**Data lines:**
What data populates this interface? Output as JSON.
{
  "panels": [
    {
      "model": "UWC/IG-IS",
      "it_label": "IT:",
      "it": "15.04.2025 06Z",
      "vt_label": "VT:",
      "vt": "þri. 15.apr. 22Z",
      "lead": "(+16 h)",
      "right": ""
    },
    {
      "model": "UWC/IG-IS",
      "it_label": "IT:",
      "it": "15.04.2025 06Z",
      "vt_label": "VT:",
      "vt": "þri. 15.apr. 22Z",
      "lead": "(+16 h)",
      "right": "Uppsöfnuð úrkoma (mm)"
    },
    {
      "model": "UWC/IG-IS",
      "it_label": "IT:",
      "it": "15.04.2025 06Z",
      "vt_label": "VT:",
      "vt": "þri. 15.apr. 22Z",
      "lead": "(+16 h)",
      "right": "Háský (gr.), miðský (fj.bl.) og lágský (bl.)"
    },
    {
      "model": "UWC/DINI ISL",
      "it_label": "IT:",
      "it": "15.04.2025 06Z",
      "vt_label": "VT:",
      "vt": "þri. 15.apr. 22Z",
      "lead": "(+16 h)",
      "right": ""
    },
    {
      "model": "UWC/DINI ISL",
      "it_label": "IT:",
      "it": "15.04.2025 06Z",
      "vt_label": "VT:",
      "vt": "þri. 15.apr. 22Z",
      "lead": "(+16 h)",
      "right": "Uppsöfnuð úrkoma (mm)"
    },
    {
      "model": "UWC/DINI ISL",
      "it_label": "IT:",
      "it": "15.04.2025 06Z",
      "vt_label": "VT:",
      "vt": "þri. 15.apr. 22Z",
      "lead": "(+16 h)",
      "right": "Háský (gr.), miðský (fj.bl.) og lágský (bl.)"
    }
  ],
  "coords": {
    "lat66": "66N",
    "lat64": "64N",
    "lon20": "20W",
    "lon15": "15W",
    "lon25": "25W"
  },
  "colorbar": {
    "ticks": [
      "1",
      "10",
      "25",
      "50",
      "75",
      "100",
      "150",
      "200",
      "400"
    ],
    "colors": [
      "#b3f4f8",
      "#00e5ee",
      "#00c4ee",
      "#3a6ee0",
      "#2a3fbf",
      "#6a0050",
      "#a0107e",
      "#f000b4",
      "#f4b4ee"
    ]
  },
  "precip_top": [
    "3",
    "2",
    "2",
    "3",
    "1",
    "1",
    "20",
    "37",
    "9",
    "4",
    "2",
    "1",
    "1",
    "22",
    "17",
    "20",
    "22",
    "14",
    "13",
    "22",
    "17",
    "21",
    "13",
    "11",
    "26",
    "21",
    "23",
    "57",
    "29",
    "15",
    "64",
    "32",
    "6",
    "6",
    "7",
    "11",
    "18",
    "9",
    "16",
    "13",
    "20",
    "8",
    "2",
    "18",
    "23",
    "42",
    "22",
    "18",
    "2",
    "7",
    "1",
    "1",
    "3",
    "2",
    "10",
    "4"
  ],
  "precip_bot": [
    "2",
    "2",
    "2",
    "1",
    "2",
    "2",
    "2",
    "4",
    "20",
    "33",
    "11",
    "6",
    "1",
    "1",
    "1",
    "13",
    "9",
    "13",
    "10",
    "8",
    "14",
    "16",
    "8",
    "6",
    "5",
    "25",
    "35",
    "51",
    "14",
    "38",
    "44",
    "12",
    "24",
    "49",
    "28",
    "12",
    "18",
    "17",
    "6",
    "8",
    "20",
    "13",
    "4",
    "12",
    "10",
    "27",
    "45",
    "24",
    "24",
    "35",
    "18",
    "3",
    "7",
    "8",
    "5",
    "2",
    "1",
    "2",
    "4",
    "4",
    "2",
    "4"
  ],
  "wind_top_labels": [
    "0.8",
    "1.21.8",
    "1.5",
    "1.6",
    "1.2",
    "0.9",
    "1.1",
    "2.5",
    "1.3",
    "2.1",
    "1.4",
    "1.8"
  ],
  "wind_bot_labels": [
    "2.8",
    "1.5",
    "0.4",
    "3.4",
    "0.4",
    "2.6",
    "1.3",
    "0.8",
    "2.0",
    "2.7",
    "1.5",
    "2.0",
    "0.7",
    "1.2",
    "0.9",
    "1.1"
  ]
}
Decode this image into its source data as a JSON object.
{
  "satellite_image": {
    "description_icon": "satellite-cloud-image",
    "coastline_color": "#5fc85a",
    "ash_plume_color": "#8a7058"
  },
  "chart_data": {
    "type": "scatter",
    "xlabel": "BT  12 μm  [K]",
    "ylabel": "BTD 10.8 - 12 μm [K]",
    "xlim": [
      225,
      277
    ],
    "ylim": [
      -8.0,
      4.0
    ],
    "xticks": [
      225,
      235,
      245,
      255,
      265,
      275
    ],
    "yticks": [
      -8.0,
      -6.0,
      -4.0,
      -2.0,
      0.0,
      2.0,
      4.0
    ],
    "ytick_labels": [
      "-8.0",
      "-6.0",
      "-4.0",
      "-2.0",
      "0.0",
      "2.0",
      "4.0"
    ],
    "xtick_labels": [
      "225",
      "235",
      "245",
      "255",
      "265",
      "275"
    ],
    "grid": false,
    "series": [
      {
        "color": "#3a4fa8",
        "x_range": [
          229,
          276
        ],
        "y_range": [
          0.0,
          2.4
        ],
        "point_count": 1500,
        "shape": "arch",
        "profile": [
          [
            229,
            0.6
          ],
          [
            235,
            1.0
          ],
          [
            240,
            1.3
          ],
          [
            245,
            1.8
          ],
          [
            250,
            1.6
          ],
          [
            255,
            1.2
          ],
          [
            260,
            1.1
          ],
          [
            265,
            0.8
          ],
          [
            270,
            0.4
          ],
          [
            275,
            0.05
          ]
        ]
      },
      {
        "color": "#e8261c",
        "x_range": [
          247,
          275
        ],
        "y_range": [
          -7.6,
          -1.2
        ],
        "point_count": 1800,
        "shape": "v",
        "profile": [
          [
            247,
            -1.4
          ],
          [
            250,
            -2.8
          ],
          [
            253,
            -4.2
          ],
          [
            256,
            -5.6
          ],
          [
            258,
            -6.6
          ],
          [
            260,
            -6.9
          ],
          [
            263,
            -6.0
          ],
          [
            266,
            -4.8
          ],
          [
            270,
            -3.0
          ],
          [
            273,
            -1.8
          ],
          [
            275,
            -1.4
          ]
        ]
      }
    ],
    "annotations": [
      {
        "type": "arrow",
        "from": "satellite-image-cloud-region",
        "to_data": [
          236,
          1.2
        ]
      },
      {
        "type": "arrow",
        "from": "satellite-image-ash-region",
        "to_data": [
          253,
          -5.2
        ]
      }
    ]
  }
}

**Written problem:** Working from the material above, retype it in its entirety without change.

**Result for this task:**
What data populates this interface? Output as JSON.
{
  "panels": [
    {
      "model": "UWC/IG-IS",
      "it_label": "IT:",
      "it": "15.04.2025 06Z",
      "vt_label": "VT:",
      "vt": "þri. 15.apr. 22Z",
      "lead": "(+16 h)",
      "right": ""
    },
    {
      "model": "UWC/IG-IS",
      "it_label": "IT:",
      "it": "15.04.2025 06Z",
      "vt_label": "VT:",
      "vt": "þri. 15.apr. 22Z",
      "lead": "(+16 h)",
      "right": "Uppsöfnuð úrkoma (mm)"
    },
    {
      "model": "UWC/IG-IS",
      "it_label": "IT:",
      "it": "15.04.2025 06Z",
      "vt_label": "VT:",
      "vt": "þri. 15.apr. 22Z",
      "lead": "(+16 h)",
      "right": "Háský (gr.), miðský (fj.bl.) og lágský (bl.)"
    },
    {
      "model": "UWC/DINI ISL",
      "it_label": "IT:",
      "it": "15.04.2025 06Z",
      "vt_label": "VT:",
      "vt": "þri. 15.apr. 22Z",
      "lead": "(+16 h)",
      "right": ""
    },
    {
      "model": "UWC/DINI ISL",
      "it_label": "IT:",
      "it": "15.04.2025 06Z",
      "vt_label": "VT:",
      "vt": "þri. 15.apr. 22Z",
      "lead": "(+16 h)",
      "right": "Uppsöfnuð úrkoma (mm)"
    },
    {
      "model": "UWC/DINI ISL",
      "it_label": "IT:",
      "it": "15.04.2025 06Z",
      "vt_label": "VT:",
      "vt": "þri. 15.apr. 22Z",
      "lead": "(+16 h)",
      "right": "Háský (gr.), miðský (fj.bl.) og lágský (bl.)"
    }
  ],
  "coords": {
    "lat66": "66N",
    "lat64": "64N",
    "lon20": "20W",
    "lon15": "15W",
    "lon25": "25W"
  },
  "colorbar": {
    "ticks": [
      "1",
      "10",
      "25",
      "50",
      "75",
      "100",
      "150",
      "200",
      "400"
    ],
    "colors": [
      "#b3f4f8",
      "#00e5ee",
      "#00c4ee",
      "#3a6ee0",
      "#2a3fbf",
      "#6a0050",
      "#a0107e",
      "#f000b4",
      "#f4b4ee"
    ]
  },
  "precip_top": [
    "3",
    "2",
    "2",
    "3",
    "1",
    "1",
    "20",
    "37",
    "9",
    "4",
    "2",
    "1",
    "1",
    "22",
    "17",
    "20",
    "22",
    "14",
    "13",
    "22",
    "17",
    "21",
    "13",
    "11",
    "26",
    "21",
    "23",
    "57",
    "29",
    "15",
    "64",
    "32",
    "6",
    "6",
    "7",
    "11",
    "18",
    "9",
    "16",
    "13",
    "20",
    "8",
    "2",
    "18",
    "23",
    "42",
    "22",
    "18",
    "2",
    "7",
    "1",
    "1",
    "3",
    "2",
    "10",
    "4"
  ],
  "precip_bot": [
    "2",
    "2",
    "2",
    "1",
    "2",
    "2",
    "2",
    "4",
    "20",
    "33",
    "11",
    "6",
    "1",
    "1",
    "1",
    "13",
    "9",
    "13",
    "10",
    "8",
    "14",
    "16",
    "8",
    "6",
    "5",
    "25",
    "35",
    "51",
    "14",
    "38",
    "44",
    "12",
    "24",
    "49",
    "28",
    "12",
    "18",
    "17",
    "6",
    "8",
    "20",
    "13",
    "4",
    "12",
    "10",
    "27",
    "45",
    "24",
    "24",
    "35",
    "18",
    "3",
    "7",
    "8",
    "5",
    "2",
    "1",
    "2",
    "4",
    "4",
    "2",
    "4"
  ],
  "wind_top_labels": [
    "0.8",
    "1.21.8",
    "1.5",
    "1.6",
    "1.2",
    "0.9",
    "1.1",
    "2.5",
    "1.3",
    "2.1",
    "1.4",
    "1.8"
  ],
  "wind_bot_labels": [
    "2.8",
    "1.5",
    "0.4",
    "3.4",
    "0.4",
    "2.6",
    "1.3",
    "0.8",
    "2.0",
    "2.7",
    "1.5",
    "2.0",
    "0.7",
    "1.2",
    "0.9",
    "1.1"
  ]
}
Decode this image into its source data as a JSON object.
{
  "satellite_image": {
    "description_icon": "satellite-cloud-image",
    "coastline_color": "#5fc85a",
    "ash_plume_color": "#8a7058"
  },
  "chart_data": {
    "type": "scatter",
    "xlabel": "BT  12 μm  [K]",
    "ylabel": "BTD 10.8 - 12 μm [K]",
    "xlim": [
      225,
      277
    ],
    "ylim": [
      -8.0,
      4.0
    ],
    "xticks": [
      225,
      235,
      245,
      255,
      265,
      275
    ],
    "yticks": [
      -8.0,
      -6.0,
      -4.0,
      -2.0,
      0.0,
      2.0,
      4.0
    ],
    "ytick_labels": [
      "-8.0",
      "-6.0",
      "-4.0",
      "-2.0",
      "0.0",
      "2.0",
      "4.0"
    ],
    "xtick_labels": [
      "225",
      "235",
      "245",
      "255",
      "265",
      "275"
    ],
    "grid": false,
    "series": [
      {
        "color": "#3a4fa8",
        "x_range": [
          229,
          276
        ],
        "y_range": [
          0.0,
          2.4
        ],
        "point_count": 1500,
        "shape": "arch",
        "profile": [
          [
            229,
            0.6
          ],
          [
            235,
            1.0
          ],
          [
            240,
            1.3
          ],
          [
            245,
            1.8
          ],
          [
            250,
            1.6
          ],
          [
            255,
            1.2
          ],
          [
            260,
            1.1
          ],
          [
            265,
            0.8
          ],
          [
            270,
            0.4
          ],
          [
            275,
            0.05
          ]
        ]
      },
      {
        "color": "#e8261c",
        "x_range": [
          247,
          275
        ],
        "y_range": [
          -7.6,
          -1.2
        ],
        "point_count": 1800,
        "shape": "v",
        "profile": [
          [
            247,
            -1.4
          ],
          [
            250,
            -2.8
          ],
          [
            253,
            -4.2
          ],
          [
            256,
            -5.6
          ],
          [
            258,
            -6.6
          ],
          [
            260,
            -6.9
          ],
          [
            263,
            -6.0
          ],
          [
            266,
            -4.8
          ],
          [
            270,
            -3.0
          ],
          [
            273,
            -1.8
          ],
          [
            275,
            -1.4
          ]
        ]
      }
    ],
    "annotations": [
      {
        "type": "arrow",
        "from": "satellite-image-cloud-region",
        "to_data": [
          236,
          1.2
        ]
      },
      {
        "type": "arrow",
        "from": "satellite-image-ash-region",
        "to_data": [
          253,
          -5.2
        ]
      }
    ]
  }
}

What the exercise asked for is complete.